What to work on
Do not copy the pictures; transcribe all other material exactly.

===============

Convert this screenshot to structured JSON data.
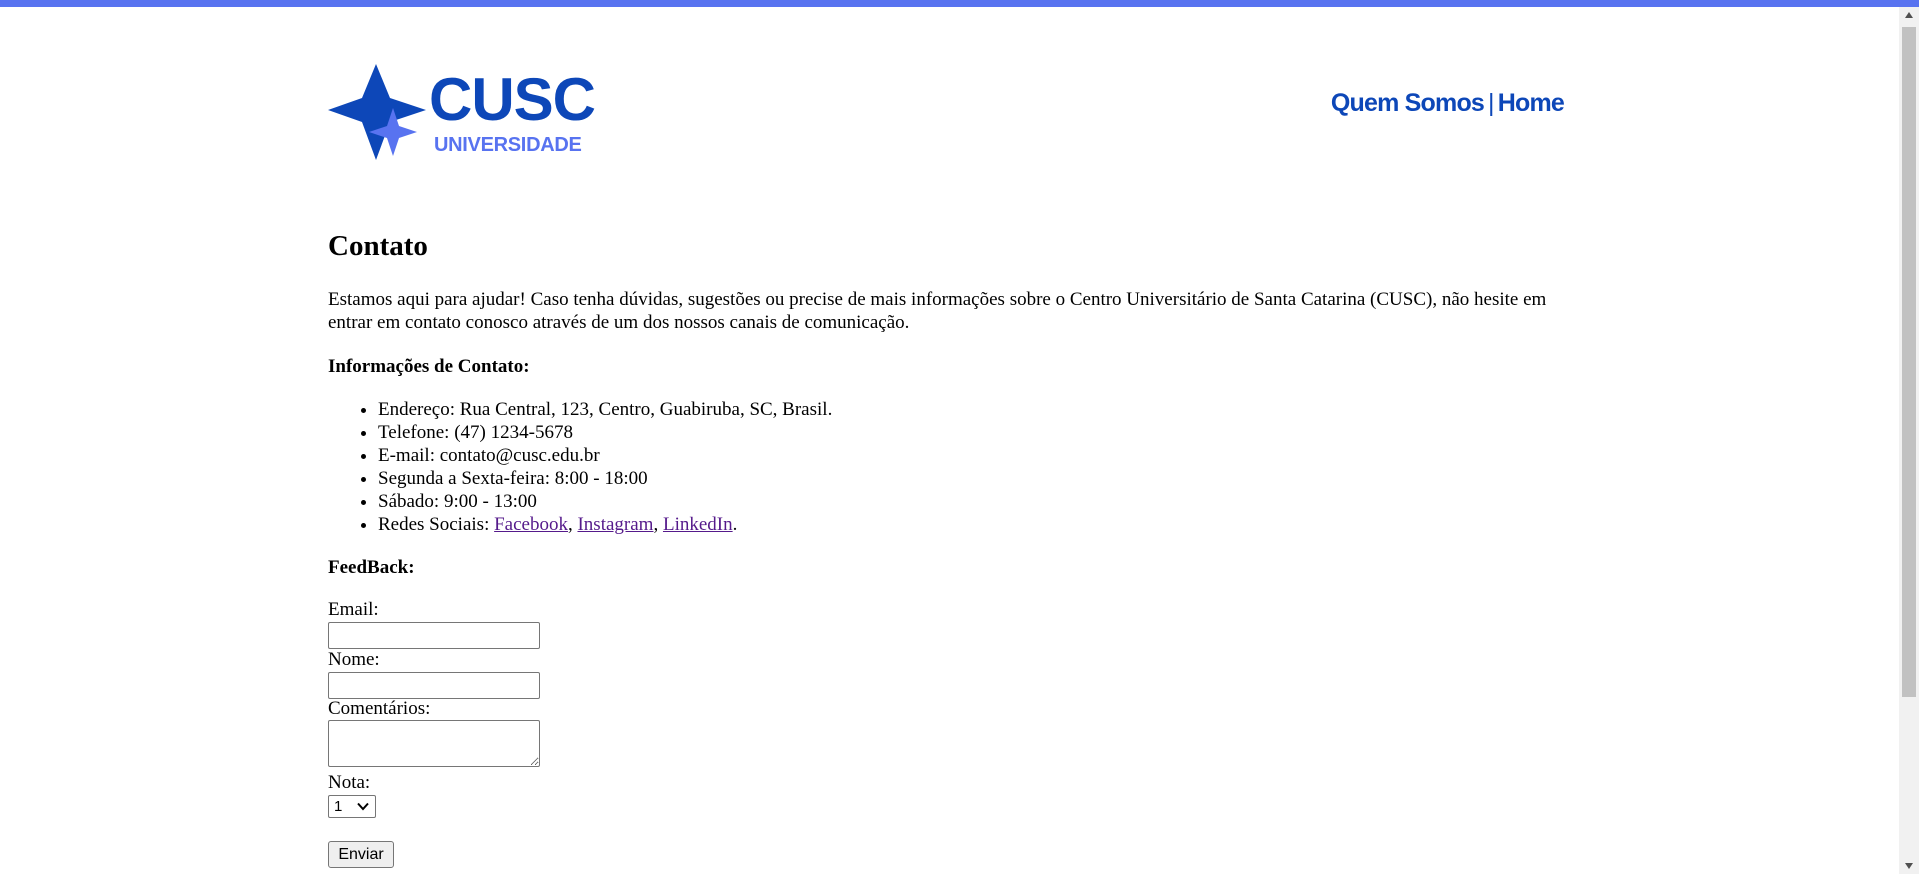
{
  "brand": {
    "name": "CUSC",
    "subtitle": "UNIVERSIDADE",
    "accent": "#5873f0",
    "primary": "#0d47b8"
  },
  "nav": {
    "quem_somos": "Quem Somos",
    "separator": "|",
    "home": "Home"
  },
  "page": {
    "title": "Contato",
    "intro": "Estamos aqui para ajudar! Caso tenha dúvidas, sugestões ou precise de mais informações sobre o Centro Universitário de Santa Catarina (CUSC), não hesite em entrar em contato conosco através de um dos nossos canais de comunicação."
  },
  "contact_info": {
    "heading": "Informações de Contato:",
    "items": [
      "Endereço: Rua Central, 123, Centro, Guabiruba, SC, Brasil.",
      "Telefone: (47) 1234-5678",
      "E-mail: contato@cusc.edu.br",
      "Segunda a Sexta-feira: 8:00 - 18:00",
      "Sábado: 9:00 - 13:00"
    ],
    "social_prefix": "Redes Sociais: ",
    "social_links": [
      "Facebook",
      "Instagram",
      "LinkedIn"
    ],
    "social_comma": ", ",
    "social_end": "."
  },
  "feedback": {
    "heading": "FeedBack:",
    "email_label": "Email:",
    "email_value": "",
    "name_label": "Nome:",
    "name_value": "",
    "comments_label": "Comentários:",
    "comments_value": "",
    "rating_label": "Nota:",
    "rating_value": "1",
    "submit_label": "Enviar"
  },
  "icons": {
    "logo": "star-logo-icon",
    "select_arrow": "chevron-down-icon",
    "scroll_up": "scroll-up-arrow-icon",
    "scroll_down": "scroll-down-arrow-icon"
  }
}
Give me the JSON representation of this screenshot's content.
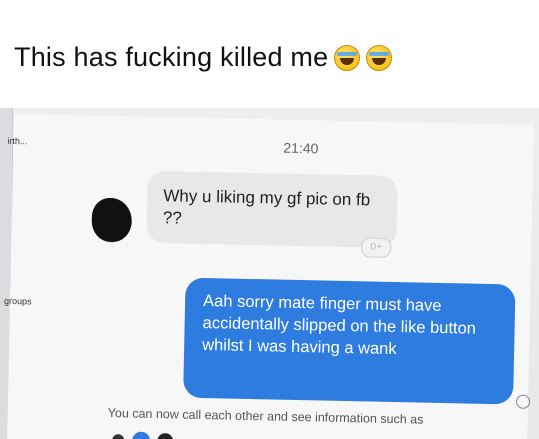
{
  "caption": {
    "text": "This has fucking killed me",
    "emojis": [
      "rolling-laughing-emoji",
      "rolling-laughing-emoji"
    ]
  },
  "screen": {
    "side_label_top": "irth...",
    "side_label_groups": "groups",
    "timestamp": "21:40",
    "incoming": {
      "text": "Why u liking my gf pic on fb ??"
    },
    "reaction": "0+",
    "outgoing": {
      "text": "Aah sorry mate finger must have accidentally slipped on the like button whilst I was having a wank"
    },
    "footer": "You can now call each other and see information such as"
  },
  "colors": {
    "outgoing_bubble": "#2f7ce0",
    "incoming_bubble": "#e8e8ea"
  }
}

===============

Written solution
Convert this screenshot to structured JSON data.
{
  "brand": {
    "name": "CUSC",
    "subtitle": "UNIVERSIDADE",
    "accent": "#5873f0",
    "primary": "#0d47b8"
  },
  "nav": {
    "quem_somos": "Quem Somos",
    "separator": "|",
    "home": "Home"
  },
  "page": {
    "title": "Contato",
    "intro": "Estamos aqui para ajudar! Caso tenha dúvidas, sugestões ou precise de mais informações sobre o Centro Universitário de Santa Catarina (CUSC), não hesite em entrar em contato conosco através de um dos nossos canais de comunicação."
  },
  "contact_info": {
    "heading": "Informações de Contato:",
    "items": [
      "Endereço: Rua Central, 123, Centro, Guabiruba, SC, Brasil.",
      "Telefone: (47) 1234-5678",
      "E-mail: contato@cusc.edu.br",
      "Segunda a Sexta-feira: 8:00 - 18:00",
      "Sábado: 9:00 - 13:00"
    ],
    "social_prefix": "Redes Sociais: ",
    "social_links": [
      "Facebook",
      "Instagram",
      "LinkedIn"
    ],
    "social_comma": ", ",
    "social_end": "."
  },
  "feedback": {
    "heading": "FeedBack:",
    "email_label": "Email:",
    "email_value": "",
    "name_label": "Nome:",
    "name_value": "",
    "comments_label": "Comentários:",
    "comments_value": "",
    "rating_label": "Nota:",
    "rating_value": "1",
    "submit_label": "Enviar"
  },
  "icons": {
    "logo": "star-logo-icon",
    "select_arrow": "chevron-down-icon",
    "scroll_up": "scroll-up-arrow-icon",
    "scroll_down": "scroll-down-arrow-icon"
  }
}
Give me the JSON representation of this screenshot's content.
{
  "caption": {
    "text": "This has fucking killed me",
    "emojis": [
      "rolling-laughing-emoji",
      "rolling-laughing-emoji"
    ]
  },
  "screen": {
    "side_label_top": "irth...",
    "side_label_groups": "groups",
    "timestamp": "21:40",
    "incoming": {
      "text": "Why u liking my gf pic on fb ??"
    },
    "reaction": "0+",
    "outgoing": {
      "text": "Aah sorry mate finger must have accidentally slipped on the like button whilst I was having a wank"
    },
    "footer": "You can now call each other and see information such as"
  },
  "colors": {
    "outgoing_bubble": "#2f7ce0",
    "incoming_bubble": "#e8e8ea"
  }
}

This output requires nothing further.